-- START Record extracts --

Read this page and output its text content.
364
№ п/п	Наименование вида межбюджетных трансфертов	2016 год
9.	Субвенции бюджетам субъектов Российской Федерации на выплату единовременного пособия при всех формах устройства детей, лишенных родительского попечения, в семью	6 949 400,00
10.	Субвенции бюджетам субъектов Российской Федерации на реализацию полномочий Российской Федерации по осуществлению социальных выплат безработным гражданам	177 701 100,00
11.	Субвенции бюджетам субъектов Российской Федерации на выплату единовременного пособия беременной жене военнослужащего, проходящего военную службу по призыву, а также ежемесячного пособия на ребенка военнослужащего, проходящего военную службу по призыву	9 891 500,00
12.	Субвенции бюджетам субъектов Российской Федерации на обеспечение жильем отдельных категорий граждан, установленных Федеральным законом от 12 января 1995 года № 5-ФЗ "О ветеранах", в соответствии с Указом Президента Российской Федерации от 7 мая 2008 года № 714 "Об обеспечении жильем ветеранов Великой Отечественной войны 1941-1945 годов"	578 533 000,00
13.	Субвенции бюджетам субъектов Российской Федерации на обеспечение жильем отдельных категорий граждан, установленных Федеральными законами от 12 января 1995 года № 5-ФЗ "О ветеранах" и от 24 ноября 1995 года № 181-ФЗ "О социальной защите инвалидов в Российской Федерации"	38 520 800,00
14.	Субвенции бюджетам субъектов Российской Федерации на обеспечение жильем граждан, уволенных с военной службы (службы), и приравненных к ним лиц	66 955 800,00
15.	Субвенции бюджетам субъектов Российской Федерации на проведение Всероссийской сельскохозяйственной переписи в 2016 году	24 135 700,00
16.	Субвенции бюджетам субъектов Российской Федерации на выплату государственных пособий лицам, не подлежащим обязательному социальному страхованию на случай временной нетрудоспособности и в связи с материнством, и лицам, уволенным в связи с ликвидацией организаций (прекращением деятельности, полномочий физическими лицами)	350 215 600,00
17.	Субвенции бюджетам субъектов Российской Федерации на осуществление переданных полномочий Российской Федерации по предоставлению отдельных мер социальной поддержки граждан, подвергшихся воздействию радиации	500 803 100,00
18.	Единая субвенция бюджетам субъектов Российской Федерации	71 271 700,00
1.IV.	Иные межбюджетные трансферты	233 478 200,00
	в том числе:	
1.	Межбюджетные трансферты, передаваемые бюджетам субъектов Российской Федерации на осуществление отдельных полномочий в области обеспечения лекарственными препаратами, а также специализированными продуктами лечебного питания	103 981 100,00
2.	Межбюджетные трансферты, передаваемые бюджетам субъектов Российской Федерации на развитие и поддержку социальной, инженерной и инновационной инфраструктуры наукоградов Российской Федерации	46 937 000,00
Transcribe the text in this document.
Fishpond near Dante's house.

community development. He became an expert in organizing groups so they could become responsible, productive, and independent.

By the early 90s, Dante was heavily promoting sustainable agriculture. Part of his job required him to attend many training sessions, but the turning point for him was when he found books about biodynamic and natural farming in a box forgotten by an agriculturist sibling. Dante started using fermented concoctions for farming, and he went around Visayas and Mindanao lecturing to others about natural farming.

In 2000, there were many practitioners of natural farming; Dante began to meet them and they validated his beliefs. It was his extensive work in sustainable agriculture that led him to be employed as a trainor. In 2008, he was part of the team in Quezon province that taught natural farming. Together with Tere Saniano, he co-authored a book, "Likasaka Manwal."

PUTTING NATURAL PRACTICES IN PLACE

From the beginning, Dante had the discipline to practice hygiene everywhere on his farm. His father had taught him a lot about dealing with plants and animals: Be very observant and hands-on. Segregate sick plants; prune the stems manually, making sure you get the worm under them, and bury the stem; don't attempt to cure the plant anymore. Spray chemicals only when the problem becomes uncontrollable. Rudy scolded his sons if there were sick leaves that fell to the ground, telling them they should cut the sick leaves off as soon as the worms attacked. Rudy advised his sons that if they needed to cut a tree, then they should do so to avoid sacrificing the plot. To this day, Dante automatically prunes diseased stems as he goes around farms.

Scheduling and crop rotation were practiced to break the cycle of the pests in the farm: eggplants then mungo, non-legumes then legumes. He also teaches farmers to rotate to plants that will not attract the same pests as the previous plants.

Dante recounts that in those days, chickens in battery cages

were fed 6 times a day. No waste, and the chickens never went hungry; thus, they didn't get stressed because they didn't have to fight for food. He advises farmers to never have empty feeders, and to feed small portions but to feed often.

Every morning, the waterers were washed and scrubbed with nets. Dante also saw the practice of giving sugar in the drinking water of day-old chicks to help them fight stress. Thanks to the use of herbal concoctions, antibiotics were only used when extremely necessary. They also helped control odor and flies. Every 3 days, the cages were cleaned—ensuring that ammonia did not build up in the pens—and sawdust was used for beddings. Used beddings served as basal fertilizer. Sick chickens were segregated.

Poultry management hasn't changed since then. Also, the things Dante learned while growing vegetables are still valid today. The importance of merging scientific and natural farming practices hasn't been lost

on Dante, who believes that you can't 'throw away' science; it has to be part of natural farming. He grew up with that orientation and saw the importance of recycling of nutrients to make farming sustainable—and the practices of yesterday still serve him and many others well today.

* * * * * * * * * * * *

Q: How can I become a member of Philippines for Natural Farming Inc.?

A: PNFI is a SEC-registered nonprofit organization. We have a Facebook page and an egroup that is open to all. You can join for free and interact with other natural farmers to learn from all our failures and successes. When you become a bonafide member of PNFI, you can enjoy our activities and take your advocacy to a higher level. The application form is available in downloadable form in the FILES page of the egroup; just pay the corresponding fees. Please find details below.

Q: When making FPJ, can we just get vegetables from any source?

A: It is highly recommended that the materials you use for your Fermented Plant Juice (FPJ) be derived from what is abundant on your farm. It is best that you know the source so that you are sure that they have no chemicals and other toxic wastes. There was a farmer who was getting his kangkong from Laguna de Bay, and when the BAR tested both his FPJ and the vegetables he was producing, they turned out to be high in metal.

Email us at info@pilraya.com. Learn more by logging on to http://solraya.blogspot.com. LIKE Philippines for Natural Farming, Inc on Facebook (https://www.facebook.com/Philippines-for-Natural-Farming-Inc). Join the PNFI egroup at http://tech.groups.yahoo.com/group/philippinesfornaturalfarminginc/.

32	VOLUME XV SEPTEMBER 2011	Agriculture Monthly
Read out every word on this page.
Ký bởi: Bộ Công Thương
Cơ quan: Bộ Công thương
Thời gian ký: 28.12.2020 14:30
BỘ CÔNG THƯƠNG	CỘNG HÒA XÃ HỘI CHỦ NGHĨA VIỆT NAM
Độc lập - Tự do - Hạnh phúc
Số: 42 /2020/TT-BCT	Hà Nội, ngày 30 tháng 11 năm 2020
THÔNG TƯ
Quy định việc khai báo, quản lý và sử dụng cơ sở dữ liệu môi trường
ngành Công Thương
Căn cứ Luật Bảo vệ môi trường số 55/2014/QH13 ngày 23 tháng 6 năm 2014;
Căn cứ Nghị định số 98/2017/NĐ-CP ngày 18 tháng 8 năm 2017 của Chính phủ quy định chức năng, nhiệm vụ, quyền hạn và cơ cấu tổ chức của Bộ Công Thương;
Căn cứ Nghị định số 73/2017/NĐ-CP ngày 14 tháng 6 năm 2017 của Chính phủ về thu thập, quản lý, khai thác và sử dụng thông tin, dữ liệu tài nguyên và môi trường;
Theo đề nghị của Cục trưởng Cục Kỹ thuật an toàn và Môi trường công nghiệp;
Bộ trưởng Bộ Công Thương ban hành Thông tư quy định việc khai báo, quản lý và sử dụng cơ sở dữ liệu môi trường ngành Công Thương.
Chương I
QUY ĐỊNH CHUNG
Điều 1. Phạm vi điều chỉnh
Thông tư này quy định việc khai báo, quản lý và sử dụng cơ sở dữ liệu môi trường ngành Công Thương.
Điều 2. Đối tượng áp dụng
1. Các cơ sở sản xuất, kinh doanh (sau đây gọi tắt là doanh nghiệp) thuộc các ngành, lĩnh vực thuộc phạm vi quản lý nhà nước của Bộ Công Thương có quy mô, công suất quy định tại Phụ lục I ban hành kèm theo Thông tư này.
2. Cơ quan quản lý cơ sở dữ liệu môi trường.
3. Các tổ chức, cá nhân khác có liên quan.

-- END Record extracts --

**Task statement**
Starting with the line that contains "Read out every word on this page.", print each line through the last one in the listing. Include both end lines and add nothing.

**Response**
Read out every word on this page.
Ký bởi: Bộ Công Thương
Cơ quan: Bộ Công thương
Thời gian ký: 28.12.2020 14:30
BỘ CÔNG THƯƠNG	CỘNG HÒA XÃ HỘI CHỦ NGHĨA VIỆT NAM
Độc lập - Tự do - Hạnh phúc
Số: 42 /2020/TT-BCT	Hà Nội, ngày 30 tháng 11 năm 2020
THÔNG TƯ
Quy định việc khai báo, quản lý và sử dụng cơ sở dữ liệu môi trường
ngành Công Thương
Căn cứ Luật Bảo vệ môi trường số 55/2014/QH13 ngày 23 tháng 6 năm 2014;
Căn cứ Nghị định số 98/2017/NĐ-CP ngày 18 tháng 8 năm 2017 của Chính phủ quy định chức năng, nhiệm vụ, quyền hạn và cơ cấu tổ chức của Bộ Công Thương;
Căn cứ Nghị định số 73/2017/NĐ-CP ngày 14 tháng 6 năm 2017 của Chính phủ về thu thập, quản lý, khai thác và sử dụng thông tin, dữ liệu tài nguyên và môi trường;
Theo đề nghị của Cục trưởng Cục Kỹ thuật an toàn và Môi trường công nghiệp;
Bộ trưởng Bộ Công Thương ban hành Thông tư quy định việc khai báo, quản lý và sử dụng cơ sở dữ liệu môi trường ngành Công Thương.
Chương I
QUY ĐỊNH CHUNG
Điều 1. Phạm vi điều chỉnh
Thông tư này quy định việc khai báo, quản lý và sử dụng cơ sở dữ liệu môi trường ngành Công Thương.
Điều 2. Đối tượng áp dụng
1. Các cơ sở sản xuất, kinh doanh (sau đây gọi tắt là doanh nghiệp) thuộc các ngành, lĩnh vực thuộc phạm vi quản lý nhà nước của Bộ Công Thương có quy mô, công suất quy định tại Phụ lục I ban hành kèm theo Thông tư này.
2. Cơ quan quản lý cơ sở dữ liệu môi trường.
3. Các tổ chức, cá nhân khác có liên quan.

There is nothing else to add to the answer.